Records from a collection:

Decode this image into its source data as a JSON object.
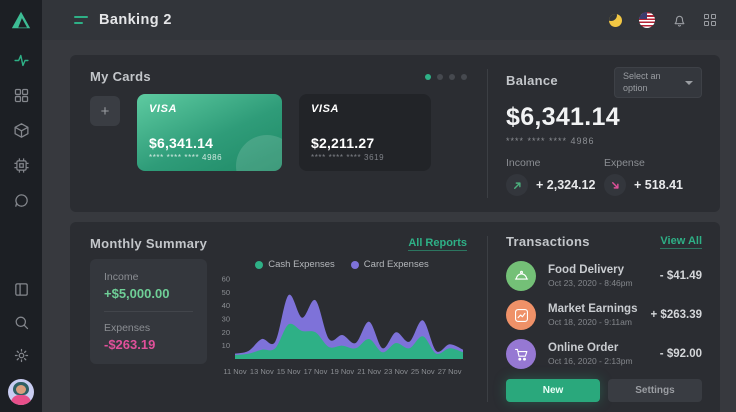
{
  "topbar": {
    "title": "Banking 2",
    "icons": [
      "menu-icon",
      "moon-icon",
      "us-flag-icon",
      "bell-icon",
      "apps-grid-icon"
    ]
  },
  "sidebar": {
    "icons": [
      "logo-triangle",
      "activity-icon",
      "dashboard-grid-icon",
      "package-icon",
      "chip-icon",
      "chat-icon",
      "layout-icon",
      "search-icon",
      "settings-gear-icon",
      "user-avatar"
    ]
  },
  "my_cards": {
    "title": "My Cards",
    "add_label": "+",
    "carousel_dots": 4,
    "cards": [
      {
        "brand": "VISA",
        "amount": "$6,341.14",
        "number": "**** **** **** 4986",
        "style": "green"
      },
      {
        "brand": "VISA",
        "amount": "$2,211.27",
        "number": "**** **** **** 3619",
        "style": "dark"
      }
    ]
  },
  "balance": {
    "title": "Balance",
    "dropdown_label": "Select an option",
    "amount": "$6,341.14",
    "card_number": "**** **** **** 4986",
    "income": {
      "label": "Income",
      "value": "+ 2,324.12"
    },
    "expense": {
      "label": "Expense",
      "value": "+ 518.41"
    }
  },
  "monthly_summary": {
    "title": "Monthly Summary",
    "link": "All Reports",
    "income_label": "Income",
    "income_value": "+$5,000.00",
    "expenses_label": "Expenses",
    "expenses_value": "-$263.19"
  },
  "chart_data": {
    "type": "area",
    "stacked": true,
    "title": "Monthly Summary",
    "x": [
      "11 Nov",
      "12 Nov",
      "13 Nov",
      "14 Nov",
      "15 Nov",
      "16 Nov",
      "17 Nov",
      "18 Nov",
      "19 Nov",
      "20 Nov",
      "21 Nov",
      "22 Nov",
      "23 Nov",
      "24 Nov",
      "25 Nov",
      "26 Nov",
      "27 Nov",
      "28 Nov"
    ],
    "x_tick_labels": [
      "11 Nov",
      "13 Nov",
      "15 Nov",
      "17 Nov",
      "19 Nov",
      "21 Nov",
      "23 Nov",
      "25 Nov",
      "27 Nov"
    ],
    "series": [
      {
        "name": "Cash Expenses",
        "color": "#2eb086",
        "values": [
          3,
          4,
          7,
          8,
          26,
          21,
          20,
          9,
          10,
          8,
          15,
          5,
          12,
          8,
          17,
          4,
          8,
          5
        ]
      },
      {
        "name": "Card Expenses",
        "color": "#7e72d9",
        "values": [
          1,
          2,
          8,
          5,
          22,
          10,
          24,
          6,
          8,
          4,
          13,
          3,
          8,
          5,
          12,
          2,
          3,
          2
        ]
      }
    ],
    "ylim": [
      0,
      60
    ],
    "yticks": [
      10,
      20,
      30,
      40,
      50,
      60
    ],
    "grid": false,
    "legend_position": "top-center"
  },
  "transactions": {
    "title": "Transactions",
    "link": "View All",
    "items": [
      {
        "icon": "food-dome-icon",
        "title": "Food Delivery",
        "date": "Oct 23, 2020 - 8:46pm",
        "amount": "- $41.49"
      },
      {
        "icon": "market-chart-icon",
        "title": "Market Earnings",
        "date": "Oct 18, 2020 - 9:11am",
        "amount": "+ $263.39"
      },
      {
        "icon": "shopping-cart-icon",
        "title": "Online Order",
        "date": "Oct 16, 2020 - 2:13pm",
        "amount": "- $92.00"
      }
    ],
    "buttons": {
      "new": "New",
      "settings": "Settings"
    }
  },
  "colors": {
    "accent_green": "#2eb086",
    "income_text": "#6fcf97",
    "expense_text": "#e0509a",
    "cash_series": "#2eb086",
    "card_series": "#7e72d9",
    "panel_bg": "#2b2d32",
    "sidebar_bg": "#1c1f24",
    "topbar_bg": "#32353a"
  }
}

WHAT TO WORK ON » Answer only with how many lines in the records include "title".

ANSWER TO THIS TASK » 9